▶ _Given request a_
Pick out every row below containing the string "column" and copy each one in full.

I saw this at Sundance. It seemed well received. I can't really judge. I think I've seen less than a dozen scary movies in my whole life; the last being Cabin in the Woods. So I may not be the best judge of "It Follows". And I'd really like to hear opinions from other Filmspotters.
First, I liked that it was psycho scary, not gross out scary. A lot a reviewers have commented on the scariest scenes being someone just walking slowly straight toward camera. I must admit, I was more scared by the jump scares. I liked the suspense in the scenes with "It". Whether it was the girl in the movie theater, or the different people walking across the grass. Or the guy on the roof. (BTW - that really is the Redford Michigan Movie theater. They run old films on Fridays and Saturdays)
I really liked when Jay was somewhere by herself, just looking around, waiting for her follower. Unfortunately, the soundtrack seemed to be turned up to 11. This meant the scary music seemed over the top a lot, and it really telegraphed what was going to happen next. I've seen many reviews praising the soundtrack. So much so that I wonder if it was reworked between Sundance and wide release.
The film did look kind of grainy and independent. It had almost a home made, faded quality to it. At times this was distracting. But, I thought the framing and the shots were well done. Good visual technique. Obviously, the director has learned from watching a lot of movies and I thought the point of view was always interesting and not too showy. It helped with the suspense.

▶ _Excerpted data_
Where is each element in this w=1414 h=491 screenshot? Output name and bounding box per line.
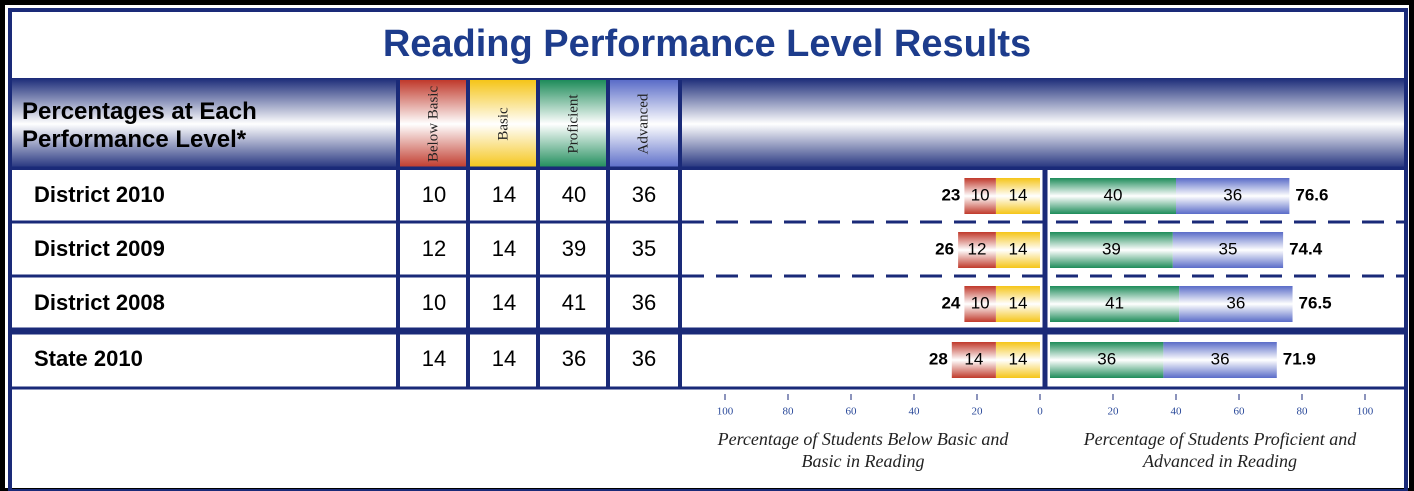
bar-label: 36 [1223,185,1242,204]
bar-label: 10 [971,293,990,312]
bar-label: 36 [1211,349,1230,368]
x-tick-label: 80 [783,406,795,418]
x-tick-label: 40 [1171,406,1183,418]
bar-label: 35 [1219,239,1238,258]
cell-value: 36 [632,290,656,315]
bar-segment [995,342,1040,378]
left-total: 24 [941,293,960,312]
column-header-cell [610,80,678,168]
x-tick-label: 60 [1234,406,1246,418]
bar-label: 12 [968,239,987,258]
bar-label: 14 [1008,239,1027,258]
x-tick-label: 20 [972,406,984,418]
left-total: 26 [935,239,954,258]
cell-value: 12 [422,236,446,261]
x-tick-label: 100 [717,406,734,418]
bar-segment [1050,286,1180,322]
bar-label: 14 [964,349,983,368]
x-tick-label: 20 [1108,406,1120,418]
bar-label: 39 [1102,239,1121,258]
column-header: Advanced [635,93,651,154]
bar-label: 36 [1226,293,1245,312]
cell-value: 40 [562,182,586,207]
cell-value: 36 [562,346,586,371]
cell-value: 14 [492,236,516,261]
bar-label: 10 [971,185,990,204]
bar-segment [964,286,996,322]
bar-segment [995,232,1040,268]
header-band [12,78,1404,170]
cell-value: 39 [562,236,586,261]
cell-value: 41 [562,290,586,315]
cell-value: 36 [632,182,656,207]
x-tick-label: 60 [846,406,858,418]
cell-value: 14 [492,346,516,371]
bar-segment [964,178,996,214]
cell-value: 10 [422,290,446,315]
inner-frame [8,8,1408,491]
row-label: District 2008 [34,290,165,315]
row-label: District 2010 [34,182,165,207]
bar-segment [1172,232,1284,268]
column-header: Basic [495,107,511,141]
cell-value: 14 [422,346,446,371]
bar-label: 14 [1008,349,1027,368]
column-header-cell [400,80,468,168]
x-axis-label-left: Percentage of Students Below Basic and B… [717,429,1009,471]
x-tick-label: 100 [1357,406,1374,418]
left-total: 28 [929,349,948,368]
bar-segment [1050,178,1176,214]
bar-segment [951,342,996,378]
cell-value: 14 [492,290,516,315]
cell-value: 36 [632,346,656,371]
column-header: Proficient [565,94,581,154]
row-label: State 2010 [34,346,143,371]
cell-value: 35 [632,236,656,261]
x-tick-label: 40 [909,406,921,418]
right-total: 74.4 [1289,239,1323,258]
bar-segment [1050,232,1173,268]
left-total: 23 [941,185,960,204]
bar-segment [995,178,1040,214]
bar-label: 14 [1008,185,1027,204]
x-axis-label-right: Percentage of Students Proficient and Ad… [1083,429,1357,471]
bar-segment [1176,178,1290,214]
right-total: 76.5 [1299,293,1332,312]
bar-segment [995,286,1040,322]
bar-label: 41 [1105,293,1124,312]
bar-segment [958,232,996,268]
title: Reading Performance Level Results [383,23,1031,65]
column-header-cell [540,80,608,168]
bar-segment [1163,342,1277,378]
right-total: 76.6 [1295,185,1328,204]
x-tick-label: 0 [1037,406,1043,418]
cell-value: 10 [422,182,446,207]
bar-label: 14 [1008,293,1027,312]
bar-segment [1050,342,1164,378]
bar-label: 36 [1097,349,1116,368]
column-header-cell [470,80,538,168]
column-header: Below Basic [425,86,441,163]
bar-label: 40 [1104,185,1123,204]
x-tick-label: 80 [1297,406,1309,418]
cell-value: 14 [492,182,516,207]
bar-segment [1179,286,1293,322]
right-total: 71.9 [1283,349,1316,368]
row-header: Percentages at Each Performance Level* [22,98,257,153]
row-label: District 2009 [34,236,165,261]
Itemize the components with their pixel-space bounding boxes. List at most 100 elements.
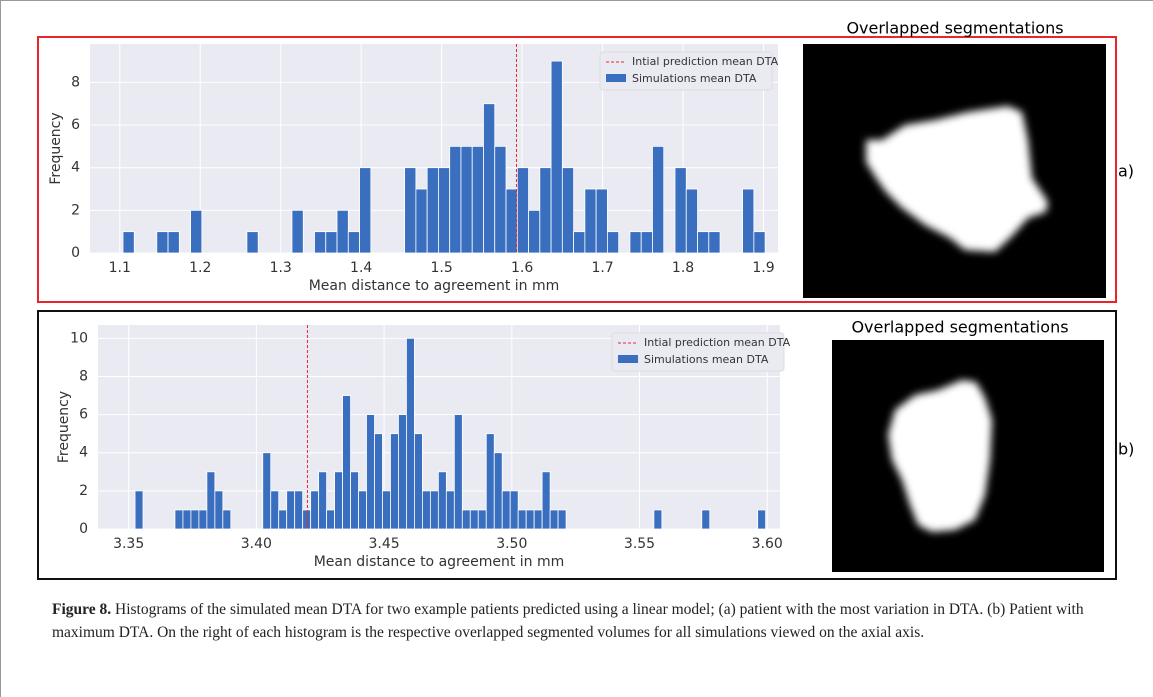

▶ _Given request b_
In the review of "It Follows" above, reproduce word for word the passage from "First, I liked" up to and including "Fridays and Saturdays)".

▶ _Final answer a_
column-header-cell [610,80,678,168]
column-header: Advanced [635,93,651,154]
column-header: Basic [495,107,511,141]
column-header-cell [400,80,468,168]
column-header: Proficient [565,94,581,154]
column-header-cell [540,80,608,168]
column-header-cell [470,80,538,168]
column-header: Below Basic [425,86,441,163]

▶ _Final answer b_
First, I liked that it was psycho scary, not gross out scary. A lot a reviewers have commented on the scariest scenes being someone just walking slowly straight toward camera. I must admit, I was more scared by the jump scares. I liked the suspense in the scenes with "It". Whether it was the girl in the movie theater, or the different people walking across the grass. Or the guy on the roof. (BTW - that really is the Redford Michigan Movie theater. They run old films on Fridays and Saturdays)